• WRITTEN PROBLEM:
Copy every line with the string "partners" in it.

(Dataset records)
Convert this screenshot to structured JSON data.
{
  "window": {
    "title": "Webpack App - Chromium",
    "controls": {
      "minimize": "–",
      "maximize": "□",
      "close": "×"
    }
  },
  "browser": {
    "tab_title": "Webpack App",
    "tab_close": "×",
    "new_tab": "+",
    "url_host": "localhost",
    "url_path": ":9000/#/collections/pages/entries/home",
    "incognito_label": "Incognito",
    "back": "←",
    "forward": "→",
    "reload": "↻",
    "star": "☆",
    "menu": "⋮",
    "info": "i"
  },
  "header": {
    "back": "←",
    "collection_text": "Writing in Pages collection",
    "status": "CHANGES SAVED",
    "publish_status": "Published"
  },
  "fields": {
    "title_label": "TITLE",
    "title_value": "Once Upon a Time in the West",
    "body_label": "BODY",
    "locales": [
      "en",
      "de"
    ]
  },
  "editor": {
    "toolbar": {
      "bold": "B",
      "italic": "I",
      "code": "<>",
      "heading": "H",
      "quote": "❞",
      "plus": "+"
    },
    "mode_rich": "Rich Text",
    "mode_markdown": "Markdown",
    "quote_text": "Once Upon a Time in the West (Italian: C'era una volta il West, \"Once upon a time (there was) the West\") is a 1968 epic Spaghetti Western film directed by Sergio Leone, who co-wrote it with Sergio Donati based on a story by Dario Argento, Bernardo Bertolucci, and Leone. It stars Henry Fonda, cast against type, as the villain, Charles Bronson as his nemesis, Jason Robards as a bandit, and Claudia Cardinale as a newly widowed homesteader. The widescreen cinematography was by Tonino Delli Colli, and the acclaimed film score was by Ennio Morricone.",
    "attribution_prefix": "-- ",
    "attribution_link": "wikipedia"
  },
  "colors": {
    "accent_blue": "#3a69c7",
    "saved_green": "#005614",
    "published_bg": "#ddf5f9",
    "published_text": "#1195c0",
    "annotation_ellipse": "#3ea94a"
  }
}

==

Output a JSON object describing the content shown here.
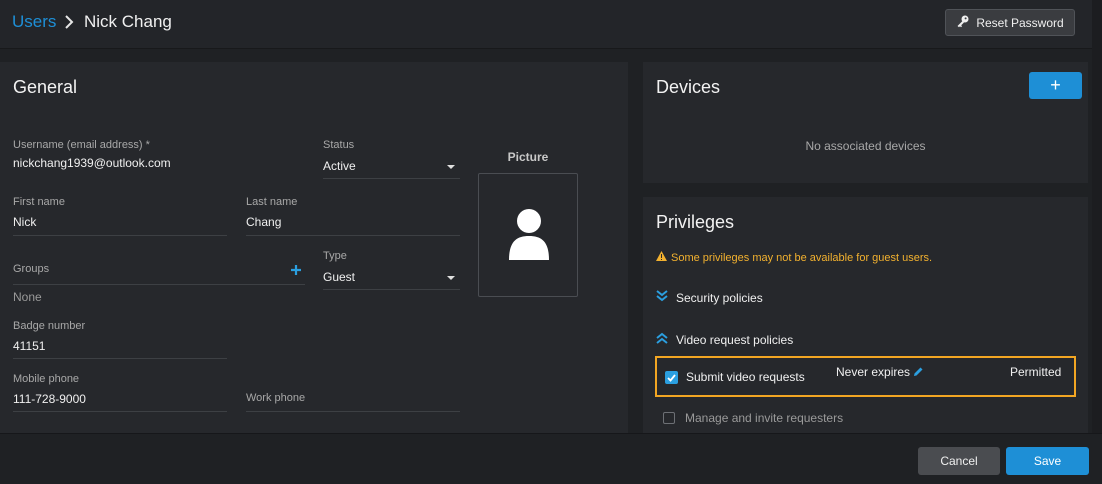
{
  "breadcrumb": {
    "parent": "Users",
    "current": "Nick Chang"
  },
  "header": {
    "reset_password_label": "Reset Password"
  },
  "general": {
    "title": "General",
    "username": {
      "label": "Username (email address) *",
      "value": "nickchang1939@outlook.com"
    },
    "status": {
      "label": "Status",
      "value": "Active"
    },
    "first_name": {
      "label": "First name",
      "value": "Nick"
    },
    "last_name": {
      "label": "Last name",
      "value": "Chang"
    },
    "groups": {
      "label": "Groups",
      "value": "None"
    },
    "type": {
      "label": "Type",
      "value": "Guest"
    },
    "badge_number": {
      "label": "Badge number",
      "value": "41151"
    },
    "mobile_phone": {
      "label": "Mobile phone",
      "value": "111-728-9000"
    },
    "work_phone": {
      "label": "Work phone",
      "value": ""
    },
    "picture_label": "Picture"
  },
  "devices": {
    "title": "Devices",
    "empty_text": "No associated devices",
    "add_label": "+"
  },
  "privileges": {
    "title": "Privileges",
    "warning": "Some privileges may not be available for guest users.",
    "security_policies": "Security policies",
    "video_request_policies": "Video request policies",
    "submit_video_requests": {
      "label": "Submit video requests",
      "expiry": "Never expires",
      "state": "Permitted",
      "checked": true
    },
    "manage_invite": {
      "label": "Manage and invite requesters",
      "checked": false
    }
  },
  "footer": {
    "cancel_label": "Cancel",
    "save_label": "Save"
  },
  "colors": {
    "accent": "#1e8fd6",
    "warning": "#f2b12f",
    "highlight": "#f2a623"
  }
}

--

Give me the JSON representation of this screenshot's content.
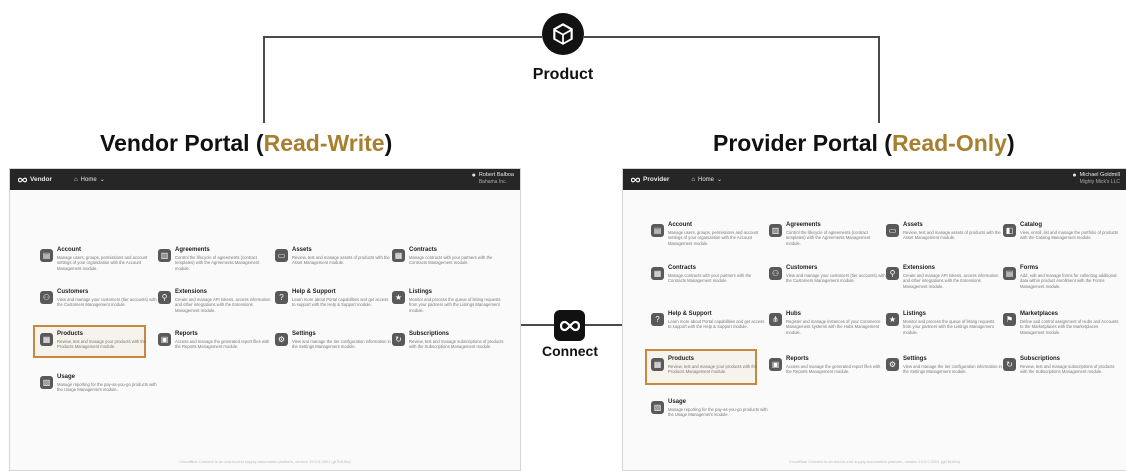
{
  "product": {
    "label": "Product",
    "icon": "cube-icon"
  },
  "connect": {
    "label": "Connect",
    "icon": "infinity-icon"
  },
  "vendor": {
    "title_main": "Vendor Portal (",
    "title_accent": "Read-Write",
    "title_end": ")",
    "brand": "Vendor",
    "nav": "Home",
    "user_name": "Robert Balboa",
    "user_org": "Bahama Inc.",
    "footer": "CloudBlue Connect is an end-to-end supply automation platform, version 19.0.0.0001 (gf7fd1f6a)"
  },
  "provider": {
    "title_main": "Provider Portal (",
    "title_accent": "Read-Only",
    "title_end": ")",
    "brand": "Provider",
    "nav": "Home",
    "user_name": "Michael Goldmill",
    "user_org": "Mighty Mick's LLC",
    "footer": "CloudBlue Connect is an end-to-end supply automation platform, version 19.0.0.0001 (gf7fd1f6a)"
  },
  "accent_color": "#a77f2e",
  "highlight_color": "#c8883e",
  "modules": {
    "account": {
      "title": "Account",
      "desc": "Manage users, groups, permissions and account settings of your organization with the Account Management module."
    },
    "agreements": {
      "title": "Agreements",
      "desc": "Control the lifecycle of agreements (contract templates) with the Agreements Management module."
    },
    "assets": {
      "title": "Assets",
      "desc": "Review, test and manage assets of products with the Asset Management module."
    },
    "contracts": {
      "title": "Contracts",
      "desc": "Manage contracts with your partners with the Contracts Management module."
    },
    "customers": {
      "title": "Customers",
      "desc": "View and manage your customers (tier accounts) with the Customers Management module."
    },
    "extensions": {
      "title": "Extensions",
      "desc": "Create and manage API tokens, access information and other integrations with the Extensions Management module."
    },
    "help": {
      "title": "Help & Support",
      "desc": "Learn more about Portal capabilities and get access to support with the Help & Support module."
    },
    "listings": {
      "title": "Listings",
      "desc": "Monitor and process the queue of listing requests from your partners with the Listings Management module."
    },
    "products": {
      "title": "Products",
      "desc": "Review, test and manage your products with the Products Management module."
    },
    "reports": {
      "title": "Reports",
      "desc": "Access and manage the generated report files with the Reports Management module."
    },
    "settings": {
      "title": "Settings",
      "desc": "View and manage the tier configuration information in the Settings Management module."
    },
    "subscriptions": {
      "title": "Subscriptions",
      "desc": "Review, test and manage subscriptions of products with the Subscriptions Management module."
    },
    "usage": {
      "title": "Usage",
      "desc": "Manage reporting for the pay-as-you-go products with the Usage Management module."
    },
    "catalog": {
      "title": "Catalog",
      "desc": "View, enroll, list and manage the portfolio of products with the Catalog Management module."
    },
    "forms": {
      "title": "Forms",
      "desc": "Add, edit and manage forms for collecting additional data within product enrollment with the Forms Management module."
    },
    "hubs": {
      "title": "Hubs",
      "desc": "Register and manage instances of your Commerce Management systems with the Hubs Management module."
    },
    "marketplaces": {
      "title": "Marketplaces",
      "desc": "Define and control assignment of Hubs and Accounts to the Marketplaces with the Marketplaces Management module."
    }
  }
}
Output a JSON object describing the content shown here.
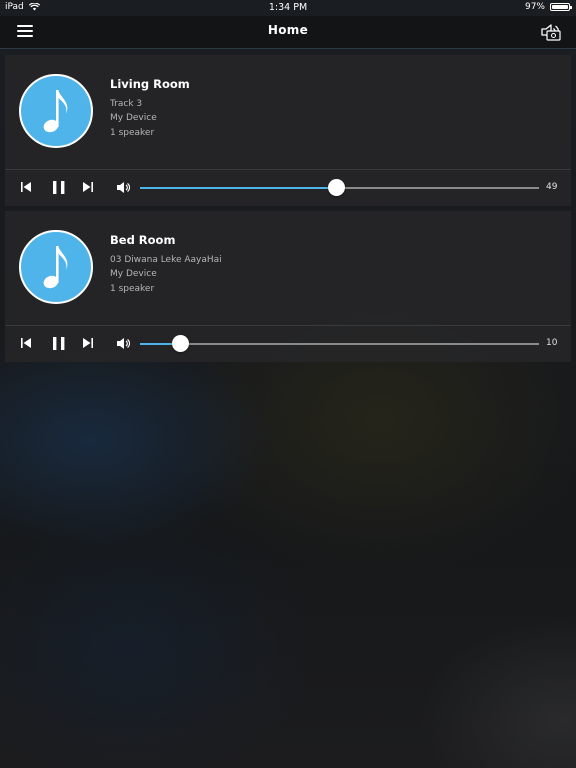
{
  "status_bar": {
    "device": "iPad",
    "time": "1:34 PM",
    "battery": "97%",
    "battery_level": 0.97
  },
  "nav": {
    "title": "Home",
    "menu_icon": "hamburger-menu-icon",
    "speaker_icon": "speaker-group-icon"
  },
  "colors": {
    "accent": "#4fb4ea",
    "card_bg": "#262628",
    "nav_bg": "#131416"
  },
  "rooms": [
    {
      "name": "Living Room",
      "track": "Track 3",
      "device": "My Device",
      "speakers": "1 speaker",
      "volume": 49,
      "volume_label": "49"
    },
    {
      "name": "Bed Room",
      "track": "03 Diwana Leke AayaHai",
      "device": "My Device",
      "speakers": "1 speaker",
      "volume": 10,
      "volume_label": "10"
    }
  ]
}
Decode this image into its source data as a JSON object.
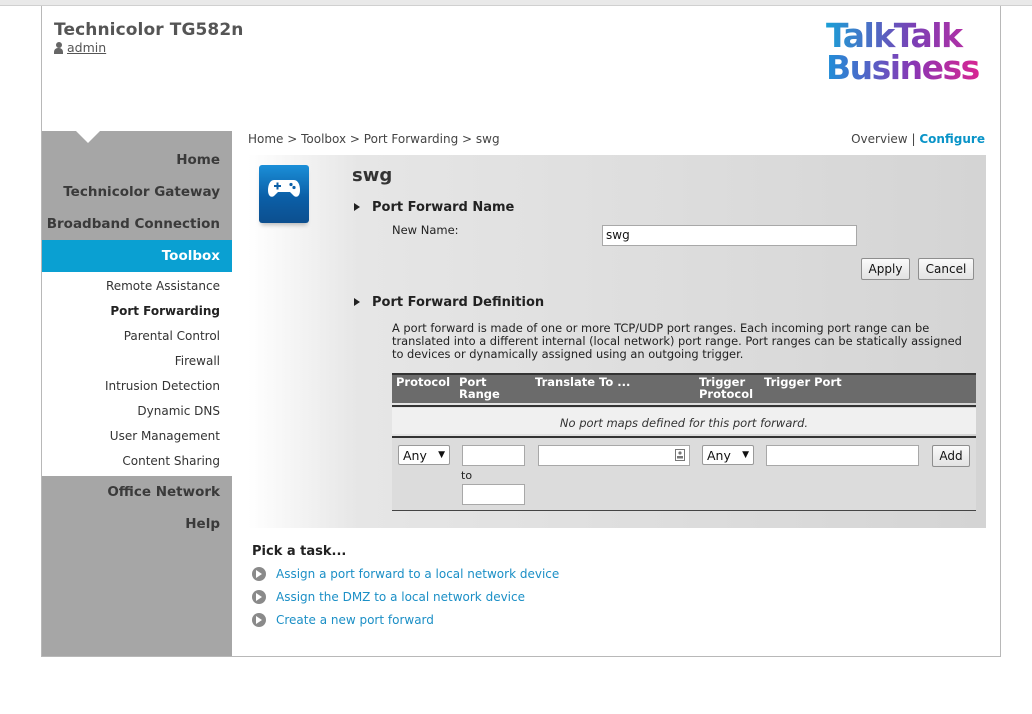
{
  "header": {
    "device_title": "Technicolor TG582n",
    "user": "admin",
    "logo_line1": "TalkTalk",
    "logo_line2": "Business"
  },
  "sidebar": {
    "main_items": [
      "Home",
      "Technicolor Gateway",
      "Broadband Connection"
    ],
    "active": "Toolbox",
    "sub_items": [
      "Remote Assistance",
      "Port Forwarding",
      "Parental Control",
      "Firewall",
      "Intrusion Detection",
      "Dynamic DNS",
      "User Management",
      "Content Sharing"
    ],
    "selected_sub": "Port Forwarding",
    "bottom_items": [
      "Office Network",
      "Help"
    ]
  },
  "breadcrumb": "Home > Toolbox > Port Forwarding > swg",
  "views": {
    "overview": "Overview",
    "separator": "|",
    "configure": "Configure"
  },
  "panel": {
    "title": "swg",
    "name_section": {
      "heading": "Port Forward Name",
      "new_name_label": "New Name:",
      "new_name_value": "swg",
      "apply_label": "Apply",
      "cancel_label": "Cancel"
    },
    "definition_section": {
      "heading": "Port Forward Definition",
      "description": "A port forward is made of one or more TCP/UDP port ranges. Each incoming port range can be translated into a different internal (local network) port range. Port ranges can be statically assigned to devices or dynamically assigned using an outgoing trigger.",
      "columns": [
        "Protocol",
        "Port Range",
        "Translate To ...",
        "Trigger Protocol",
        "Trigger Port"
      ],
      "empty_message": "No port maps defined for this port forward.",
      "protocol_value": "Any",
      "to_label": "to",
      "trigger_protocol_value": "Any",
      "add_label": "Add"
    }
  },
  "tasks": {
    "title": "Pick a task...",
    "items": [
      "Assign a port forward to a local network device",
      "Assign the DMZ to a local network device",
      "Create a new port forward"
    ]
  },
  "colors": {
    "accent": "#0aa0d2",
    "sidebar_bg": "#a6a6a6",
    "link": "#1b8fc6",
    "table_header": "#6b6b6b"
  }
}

• CORRECT RESPONSE:
      "desc": "Manage contracts with your partners with the Contracts Management module."
      "desc": "Monitor and process the queue of listing requests from your partners with the Listings Management module."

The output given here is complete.